## Work to do
Restate the records below word for word.

## Exercise inputs

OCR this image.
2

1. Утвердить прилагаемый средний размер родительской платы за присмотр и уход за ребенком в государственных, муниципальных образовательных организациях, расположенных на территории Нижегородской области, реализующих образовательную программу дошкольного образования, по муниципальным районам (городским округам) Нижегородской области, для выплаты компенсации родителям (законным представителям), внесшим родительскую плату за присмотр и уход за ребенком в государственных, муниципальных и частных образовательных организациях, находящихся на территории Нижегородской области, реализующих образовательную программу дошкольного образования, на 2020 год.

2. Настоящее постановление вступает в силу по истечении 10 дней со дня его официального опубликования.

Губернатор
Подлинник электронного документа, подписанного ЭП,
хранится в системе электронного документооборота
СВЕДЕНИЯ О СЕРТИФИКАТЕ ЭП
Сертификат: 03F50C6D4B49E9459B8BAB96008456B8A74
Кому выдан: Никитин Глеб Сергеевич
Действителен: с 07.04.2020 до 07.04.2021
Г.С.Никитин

## Exercise output
OCR this image.
2

1. Утвердить прилагаемый средний размер родительской платы за присмотр и уход за ребенком в государственных, муниципальных образовательных организациях, расположенных на территории Нижегородской области, реализующих образовательную программу дошкольного образования, по муниципальным районам (городским округам) Нижегородской области, для выплаты компенсации родителям (законным представителям), внесшим родительскую плату за присмотр и уход за ребенком в государственных, муниципальных и частных образовательных организациях, находящихся на территории Нижегородской области, реализующих образовательную программу дошкольного образования, на 2020 год.

2. Настоящее постановление вступает в силу по истечении 10 дней со дня его официального опубликования.

Губернатор
Подлинник электронного документа, подписанного ЭП,
хранится в системе электронного документооборота
СВЕДЕНИЯ О СЕРТИФИКАТЕ ЭП
Сертификат: 03F50C6D4B49E9459B8BAB96008456B8A74
Кому выдан: Никитин Глеб Сергеевич
Действителен: с 07.04.2020 до 07.04.2021
Г.С.Никитин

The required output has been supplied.